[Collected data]

****************************************

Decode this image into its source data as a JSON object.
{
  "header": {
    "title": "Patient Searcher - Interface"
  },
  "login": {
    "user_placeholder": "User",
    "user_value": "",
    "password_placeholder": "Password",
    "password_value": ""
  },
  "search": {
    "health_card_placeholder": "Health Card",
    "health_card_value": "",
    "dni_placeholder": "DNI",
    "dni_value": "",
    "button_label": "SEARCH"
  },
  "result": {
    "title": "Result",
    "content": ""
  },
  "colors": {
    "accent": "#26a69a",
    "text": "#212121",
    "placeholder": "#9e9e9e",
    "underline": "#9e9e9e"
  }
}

****************************************

Set down the entries above again, word for word.

## The reply
Decode this image into its source data as a JSON object.
{
  "header": {
    "title": "Patient Searcher - Interface"
  },
  "login": {
    "user_placeholder": "User",
    "user_value": "",
    "password_placeholder": "Password",
    "password_value": ""
  },
  "search": {
    "health_card_placeholder": "Health Card",
    "health_card_value": "",
    "dni_placeholder": "DNI",
    "dni_value": "",
    "button_label": "SEARCH"
  },
  "result": {
    "title": "Result",
    "content": ""
  },
  "colors": {
    "accent": "#26a69a",
    "text": "#212121",
    "placeholder": "#9e9e9e",
    "underline": "#9e9e9e"
  }
}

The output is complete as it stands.